(Extracts from a graphics dataset)
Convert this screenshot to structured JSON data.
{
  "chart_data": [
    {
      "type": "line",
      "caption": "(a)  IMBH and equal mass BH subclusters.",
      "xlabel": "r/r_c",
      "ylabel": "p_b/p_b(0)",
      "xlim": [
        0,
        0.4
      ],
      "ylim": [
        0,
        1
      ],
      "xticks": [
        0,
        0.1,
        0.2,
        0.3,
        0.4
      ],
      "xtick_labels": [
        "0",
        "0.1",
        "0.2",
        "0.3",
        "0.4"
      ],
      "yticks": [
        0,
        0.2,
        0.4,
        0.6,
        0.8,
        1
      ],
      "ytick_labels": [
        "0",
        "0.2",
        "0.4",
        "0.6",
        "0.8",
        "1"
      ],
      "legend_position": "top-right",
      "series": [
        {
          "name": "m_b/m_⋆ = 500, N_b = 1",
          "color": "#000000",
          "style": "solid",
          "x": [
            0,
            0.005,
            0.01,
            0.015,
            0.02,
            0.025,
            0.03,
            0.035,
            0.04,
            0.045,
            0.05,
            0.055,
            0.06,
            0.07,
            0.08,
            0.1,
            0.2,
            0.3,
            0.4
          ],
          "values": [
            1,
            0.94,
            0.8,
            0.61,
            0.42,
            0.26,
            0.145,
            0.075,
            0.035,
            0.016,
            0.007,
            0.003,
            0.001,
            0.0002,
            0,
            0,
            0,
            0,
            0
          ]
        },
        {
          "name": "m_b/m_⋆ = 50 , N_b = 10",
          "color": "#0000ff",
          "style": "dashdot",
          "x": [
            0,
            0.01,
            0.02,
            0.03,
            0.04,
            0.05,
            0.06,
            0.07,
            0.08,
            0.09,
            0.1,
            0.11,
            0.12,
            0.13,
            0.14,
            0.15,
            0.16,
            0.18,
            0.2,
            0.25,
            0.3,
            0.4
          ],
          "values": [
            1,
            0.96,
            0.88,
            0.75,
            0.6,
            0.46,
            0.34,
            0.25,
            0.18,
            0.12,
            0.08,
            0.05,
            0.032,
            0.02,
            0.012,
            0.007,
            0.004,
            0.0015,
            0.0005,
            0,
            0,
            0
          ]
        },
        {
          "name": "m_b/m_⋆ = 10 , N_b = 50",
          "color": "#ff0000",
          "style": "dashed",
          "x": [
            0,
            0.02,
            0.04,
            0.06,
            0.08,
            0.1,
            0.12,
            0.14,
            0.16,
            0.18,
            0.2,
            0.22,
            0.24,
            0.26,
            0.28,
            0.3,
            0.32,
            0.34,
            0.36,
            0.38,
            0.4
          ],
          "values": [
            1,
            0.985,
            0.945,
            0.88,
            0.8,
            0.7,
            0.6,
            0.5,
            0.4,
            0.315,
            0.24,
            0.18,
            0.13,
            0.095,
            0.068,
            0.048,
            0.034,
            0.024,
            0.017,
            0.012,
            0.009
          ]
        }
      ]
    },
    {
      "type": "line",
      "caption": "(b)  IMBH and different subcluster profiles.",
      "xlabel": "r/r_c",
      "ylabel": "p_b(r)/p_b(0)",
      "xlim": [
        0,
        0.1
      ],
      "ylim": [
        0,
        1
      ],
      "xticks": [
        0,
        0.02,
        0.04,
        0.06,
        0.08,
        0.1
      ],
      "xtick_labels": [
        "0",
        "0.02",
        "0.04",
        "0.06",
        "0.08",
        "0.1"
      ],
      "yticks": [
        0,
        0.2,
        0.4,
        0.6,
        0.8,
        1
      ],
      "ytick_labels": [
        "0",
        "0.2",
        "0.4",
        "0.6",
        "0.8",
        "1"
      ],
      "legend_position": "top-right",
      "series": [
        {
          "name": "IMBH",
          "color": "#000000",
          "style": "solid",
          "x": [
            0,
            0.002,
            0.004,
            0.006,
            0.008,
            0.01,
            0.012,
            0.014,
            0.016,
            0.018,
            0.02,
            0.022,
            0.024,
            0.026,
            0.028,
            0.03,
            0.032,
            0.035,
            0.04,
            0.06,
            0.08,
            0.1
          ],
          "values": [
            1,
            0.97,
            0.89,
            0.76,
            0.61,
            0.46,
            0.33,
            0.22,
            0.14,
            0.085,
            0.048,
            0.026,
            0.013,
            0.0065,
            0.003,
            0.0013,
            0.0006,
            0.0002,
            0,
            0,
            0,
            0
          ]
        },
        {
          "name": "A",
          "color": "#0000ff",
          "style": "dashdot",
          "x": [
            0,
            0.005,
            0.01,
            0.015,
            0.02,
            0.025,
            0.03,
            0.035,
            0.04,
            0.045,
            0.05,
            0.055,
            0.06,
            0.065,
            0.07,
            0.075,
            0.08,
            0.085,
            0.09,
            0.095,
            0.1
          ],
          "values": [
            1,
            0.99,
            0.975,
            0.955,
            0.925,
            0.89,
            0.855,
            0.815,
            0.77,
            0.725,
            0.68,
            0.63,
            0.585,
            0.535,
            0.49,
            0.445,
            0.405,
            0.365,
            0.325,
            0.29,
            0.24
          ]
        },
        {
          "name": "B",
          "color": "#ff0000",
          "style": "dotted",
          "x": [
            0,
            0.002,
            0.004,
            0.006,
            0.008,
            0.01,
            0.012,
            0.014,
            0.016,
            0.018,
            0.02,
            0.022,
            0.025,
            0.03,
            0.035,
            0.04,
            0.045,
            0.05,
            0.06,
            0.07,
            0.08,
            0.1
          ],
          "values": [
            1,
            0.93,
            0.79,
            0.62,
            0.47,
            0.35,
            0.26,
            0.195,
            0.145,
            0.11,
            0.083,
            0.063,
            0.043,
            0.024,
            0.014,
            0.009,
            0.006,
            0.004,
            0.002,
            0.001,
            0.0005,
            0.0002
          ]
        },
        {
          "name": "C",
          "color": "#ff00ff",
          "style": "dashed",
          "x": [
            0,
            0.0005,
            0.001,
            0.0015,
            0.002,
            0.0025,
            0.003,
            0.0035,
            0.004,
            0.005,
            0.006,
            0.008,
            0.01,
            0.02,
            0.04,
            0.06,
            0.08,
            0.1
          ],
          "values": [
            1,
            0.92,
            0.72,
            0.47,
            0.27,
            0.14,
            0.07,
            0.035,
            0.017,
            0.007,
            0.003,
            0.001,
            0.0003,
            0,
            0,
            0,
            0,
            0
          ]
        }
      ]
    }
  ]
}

CHALLENGE: Go through the entries above and copy every line containing "IMBH".

FINISHED EXERCISE:
      "caption": "(a)  IMBH and equal mass BH subclusters.",
      "caption": "(b)  IMBH and different subcluster profiles.",
          "name": "IMBH",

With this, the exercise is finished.